> **Task statement**
Only lines with the string "content" matter here; gather them from the material below.
>> start Items
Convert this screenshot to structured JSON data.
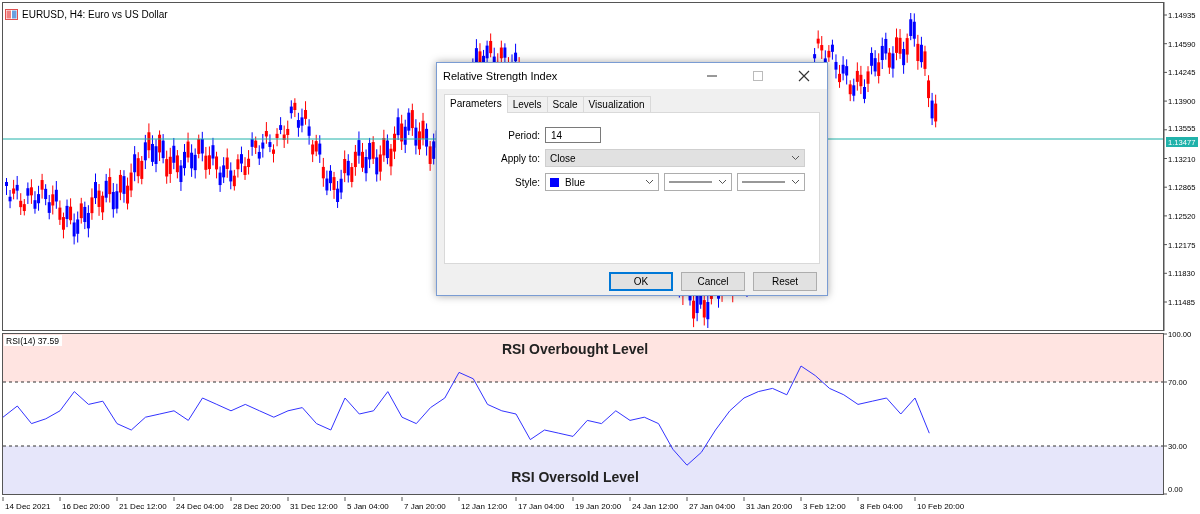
{
  "chart": {
    "title": "EURUSD, H4:  Euro vs US Dollar",
    "price_axis": [
      "1.14935",
      "1.14590",
      "1.14245",
      "1.13900",
      "1.13555",
      "1.13210",
      "1.12865",
      "1.12520",
      "1.12175",
      "1.11830",
      "1.11485"
    ],
    "current_price": "1.13477"
  },
  "dialog": {
    "title": "Relative Strength Index",
    "tabs": [
      {
        "label": "Parameters",
        "selected": true
      },
      {
        "label": "Levels",
        "selected": false
      },
      {
        "label": "Scale",
        "selected": false
      },
      {
        "label": "Visualization",
        "selected": false
      }
    ],
    "period": {
      "label": "Period:",
      "value": "14"
    },
    "apply_to": {
      "label": "Apply to:",
      "value": "Close"
    },
    "style": {
      "label": "Style:",
      "color_name": "Blue",
      "color": "#0000ff"
    },
    "buttons": [
      {
        "label": "OK",
        "selected": true
      },
      {
        "label": "Cancel",
        "selected": false
      },
      {
        "label": "Reset",
        "selected": false
      }
    ]
  },
  "rsi": {
    "value": "37.59",
    "overbought_label": "RSI Overbought Level",
    "oversold_label": "RSI Oversold Level",
    "chart_data": {
      "type": "line",
      "ylim": [
        0,
        100
      ],
      "yticks": [
        {
          "value": 100,
          "label": "100.00"
        },
        {
          "value": 70,
          "label": "70.00"
        },
        {
          "value": 30,
          "label": "30.00"
        },
        {
          "value": 0,
          "label": "0.00"
        }
      ],
      "series": [
        {
          "name": "RSI(14)",
          "color": "#3333ff",
          "values": [
            48,
            55,
            44,
            47,
            52,
            64,
            56,
            58,
            44,
            40,
            48,
            50,
            52,
            46,
            60,
            56,
            52,
            56,
            52,
            48,
            52,
            54,
            44,
            40,
            60,
            50,
            52,
            64,
            48,
            44,
            54,
            60,
            76,
            72,
            56,
            52,
            50,
            34,
            40,
            38,
            36,
            46,
            44,
            52,
            46,
            48,
            44,
            28,
            18,
            26,
            40,
            52,
            60,
            64,
            66,
            62,
            80,
            74,
            66,
            62,
            56,
            58,
            60,
            50,
            60,
            38
          ]
        }
      ]
    }
  },
  "time_axis": [
    "14 Dec 2021",
    "16 Dec 20:00",
    "21 Dec 12:00",
    "24 Dec 04:00",
    "28 Dec 20:00",
    "31 Dec 12:00",
    "5 Jan 04:00",
    "7 Jan 20:00",
    "12 Jan 12:00",
    "17 Jan 04:00",
    "19 Jan 20:00",
    "24 Jan 12:00",
    "27 Jan 04:00",
    "31 Jan 20:00",
    "3 Feb 12:00",
    "8 Feb 04:00",
    "10 Feb 20:00"
  ]
}
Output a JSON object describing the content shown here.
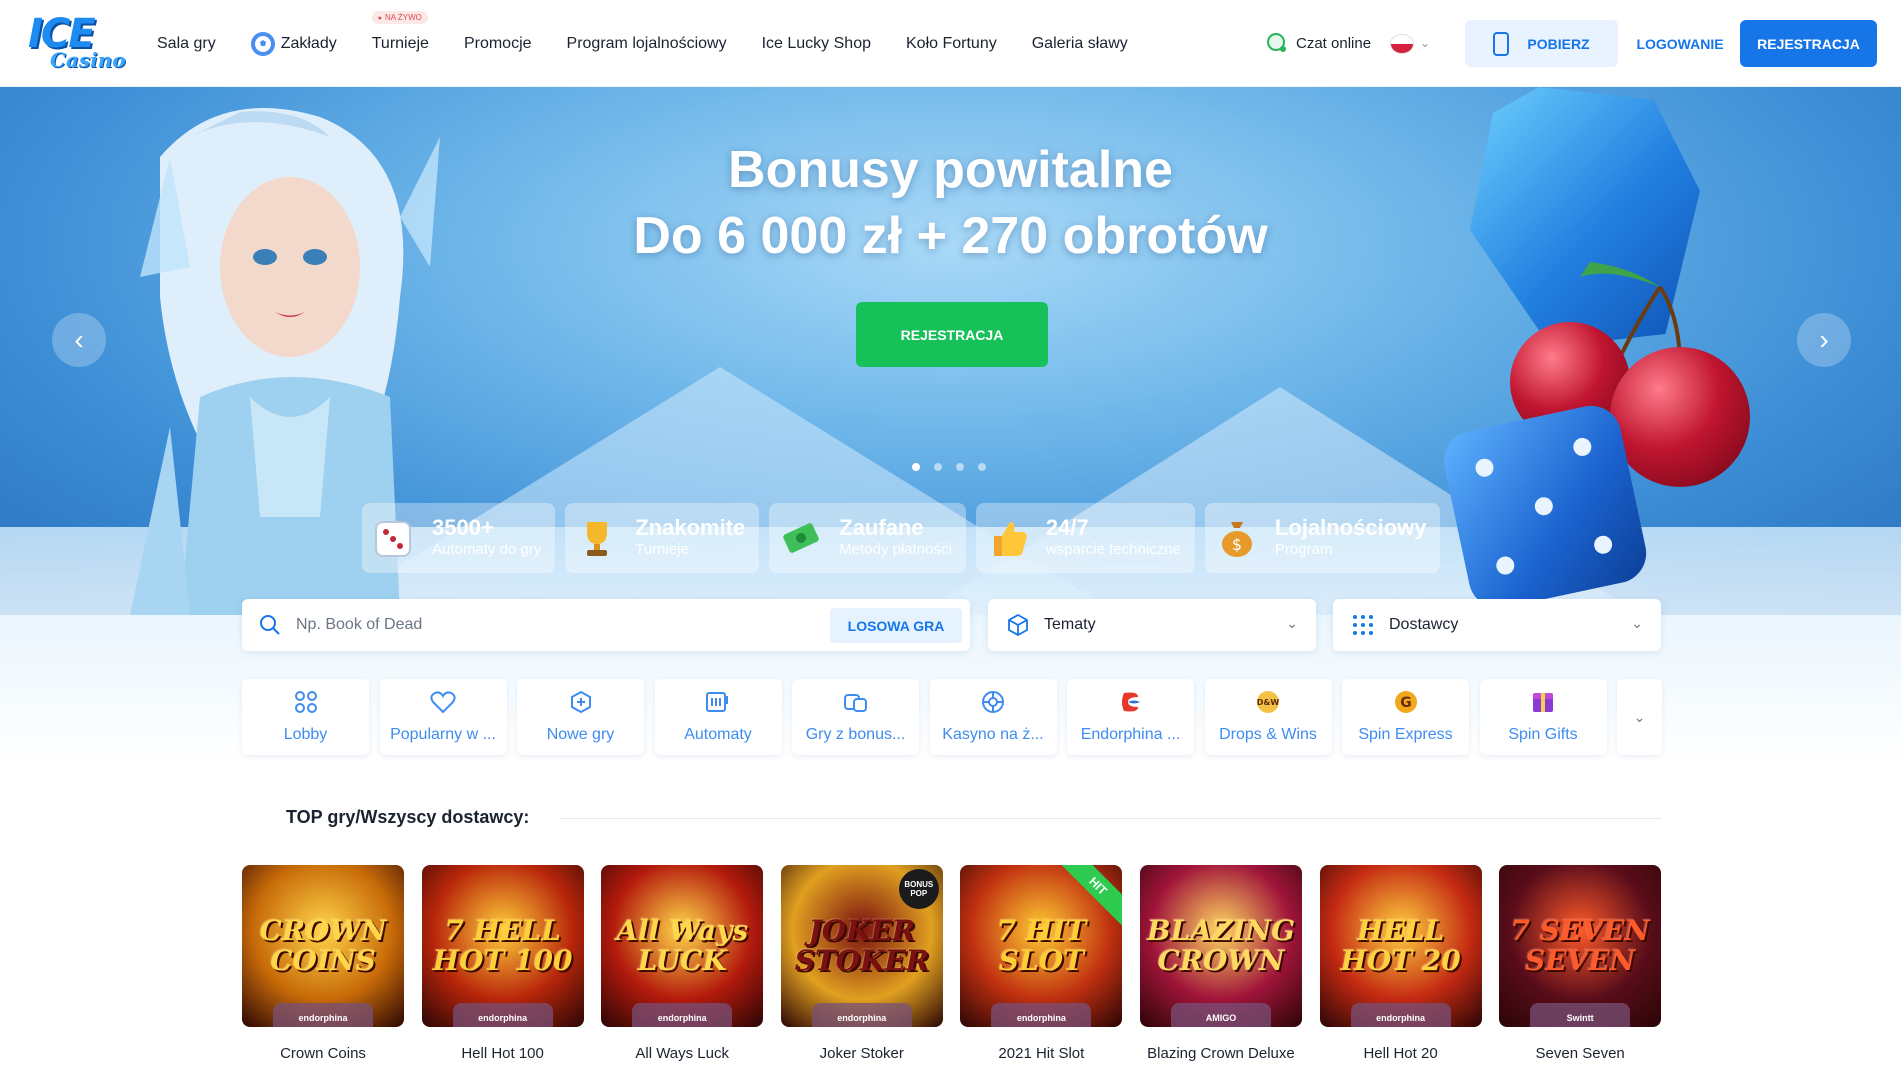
{
  "brand": {
    "logo_line1": "ICE",
    "logo_line2": "Casino"
  },
  "nav": {
    "items": [
      {
        "label": "Sala gry"
      },
      {
        "label": "Zakłady"
      },
      {
        "label": "Turnieje",
        "badge": "NA ŻYWO"
      },
      {
        "label": "Promocje"
      },
      {
        "label": "Program lojalnościowy"
      },
      {
        "label": "Ice Lucky Shop"
      },
      {
        "label": "Koło Fortuny"
      },
      {
        "label": "Galeria sławy"
      }
    ],
    "chat_label": "Czat online",
    "download_label": "POBIERZ",
    "login_label": "LOGOWANIE",
    "register_label": "REJESTRACJA"
  },
  "hero": {
    "title_line1": "Bonusy powitalne",
    "title_line2": "Do 6 000 zł + 270 obrotów",
    "cta_label": "REJESTRACJA",
    "slides_count": 4,
    "active_slide": 1
  },
  "features": [
    {
      "title": "3500+",
      "subtitle": "Automaty do gry",
      "icon": "dice-icon"
    },
    {
      "title": "Znakomite",
      "subtitle": "Turnieje",
      "icon": "trophy-icon"
    },
    {
      "title": "Zaufane",
      "subtitle": "Metody płatności",
      "icon": "money-icon"
    },
    {
      "title": "24/7",
      "subtitle": "wsparcie techniczne",
      "icon": "thumbs-up-icon"
    },
    {
      "title": "Lojalnościowy",
      "subtitle": "Program",
      "icon": "money-bag-icon"
    }
  ],
  "search": {
    "placeholder": "Np. Book of Dead",
    "random_label": "LOSOWA GRA"
  },
  "filters": {
    "topics_label": "Tematy",
    "providers_label": "Dostawcy"
  },
  "categories": [
    {
      "label": "Lobby",
      "icon": "grid-icon"
    },
    {
      "label": "Popularny w ...",
      "icon": "heart-icon"
    },
    {
      "label": "Nowe gry",
      "icon": "plus-badge-icon"
    },
    {
      "label": "Automaty",
      "icon": "slot-machine-icon"
    },
    {
      "label": "Gry z bonus...",
      "icon": "bonus-icon"
    },
    {
      "label": "Kasyno na ż...",
      "icon": "roulette-icon"
    },
    {
      "label": "Endorphina ...",
      "icon": "endorphina-icon"
    },
    {
      "label": "Drops & Wins",
      "icon": "drops-wins-icon"
    },
    {
      "label": "Spin Express",
      "icon": "spin-express-icon"
    },
    {
      "label": "Spin Gifts",
      "icon": "spin-gifts-icon"
    }
  ],
  "section": {
    "title": "TOP gry/Wszyscy dostawcy:"
  },
  "games": [
    {
      "name": "Crown Coins",
      "art": "CROWN COINS",
      "provider": "endorphina",
      "bg": "#c76a08",
      "fg": "#ffd54a"
    },
    {
      "name": "Hell Hot 100",
      "art": "7 HELL HOT 100",
      "provider": "endorphina",
      "bg": "#b8260a",
      "fg": "#ffcf3a"
    },
    {
      "name": "All Ways Luck",
      "art": "All Ways LUCK",
      "provider": "endorphina",
      "bg": "#b31a0c",
      "fg": "#ffd84a"
    },
    {
      "name": "Joker Stoker",
      "art": "JOKER STOKER",
      "provider": "endorphina",
      "bg": "#e0a020",
      "fg": "#7a1010",
      "badge": "BONUS POP"
    },
    {
      "name": "2021 Hit Slot",
      "art": "7 HIT SLOT",
      "provider": "endorphina",
      "bg": "#c03010",
      "fg": "#ffcc33",
      "ribbon": "HIT"
    },
    {
      "name": "Blazing Crown Deluxe",
      "art": "BLAZING CROWN",
      "provider": "AMIGO",
      "bg": "#a0143a",
      "fg": "#ffd860"
    },
    {
      "name": "Hell Hot 20",
      "art": "HELL HOT 20",
      "provider": "endorphina",
      "bg": "#c42a12",
      "fg": "#ffd040"
    },
    {
      "name": "Seven Seven",
      "art": "7 SEVEN SEVEN",
      "provider": "Swintt",
      "bg": "#5a0d1a",
      "fg": "#ff5a2a"
    }
  ]
}
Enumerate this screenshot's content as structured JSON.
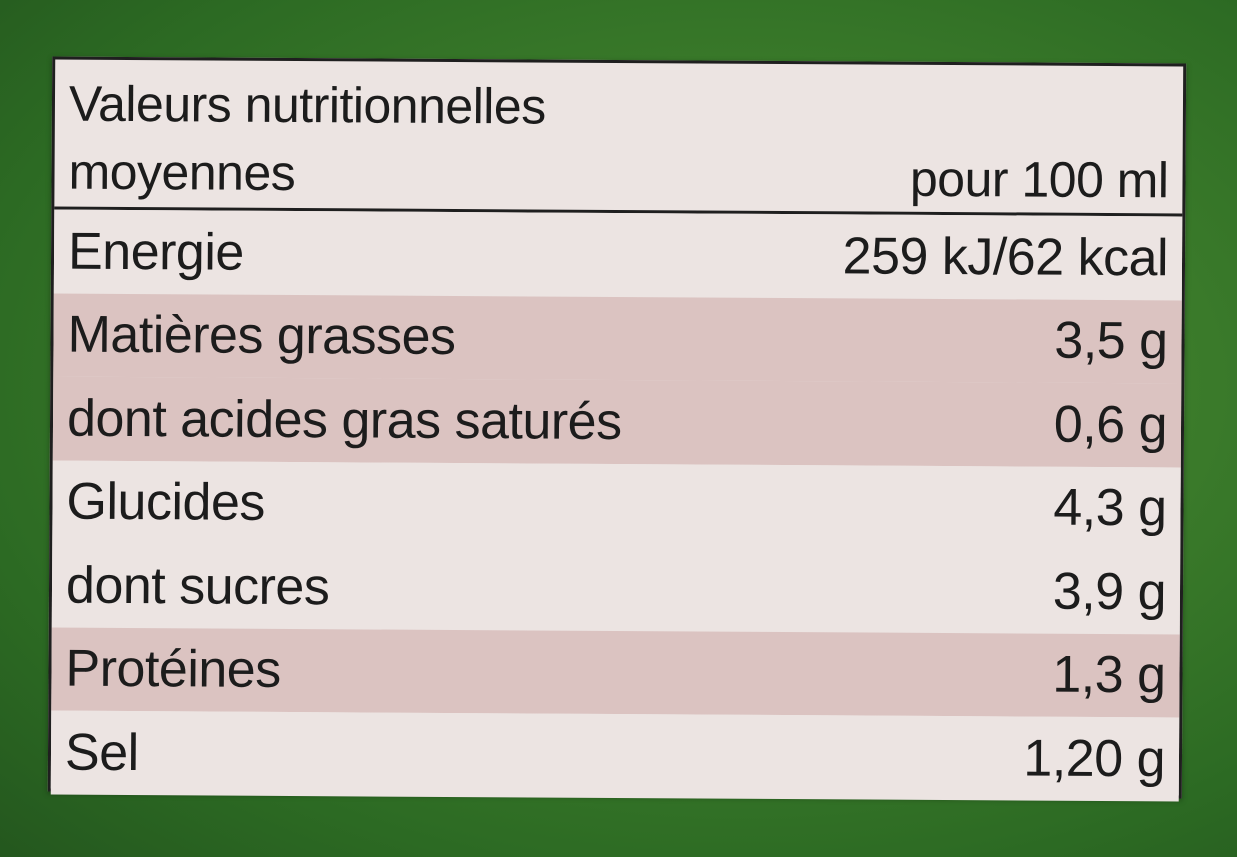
{
  "table": {
    "title_line1": "Valeurs nutritionnelles",
    "title_line2": "moyennes",
    "unit_header": "pour 100 ml",
    "rows": [
      {
        "name": "Energie",
        "value": "259 kJ/62 kcal",
        "shade": "light"
      },
      {
        "name": "Matières grasses",
        "value": "3,5 g",
        "shade": "shaded"
      },
      {
        "name": "dont acides gras saturés",
        "value": "0,6 g",
        "shade": "shaded"
      },
      {
        "name": "Glucides",
        "value": "4,3 g",
        "shade": "light"
      },
      {
        "name": "dont sucres",
        "value": "3,9 g",
        "shade": "light"
      },
      {
        "name": "Protéines",
        "value": "1,3 g",
        "shade": "shaded"
      },
      {
        "name": "Sel",
        "value": "1,20 g",
        "shade": "light"
      }
    ]
  },
  "colors": {
    "background_green": "#3a7a2a",
    "label_background": "#ece4e2",
    "row_shade": "#dbc3c1",
    "text": "#1c1c1c"
  }
}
>> end Items
> **Result for this task**
Output a JSON object describing the content shown here.
Enumerate this screenshot's content as structured JSON.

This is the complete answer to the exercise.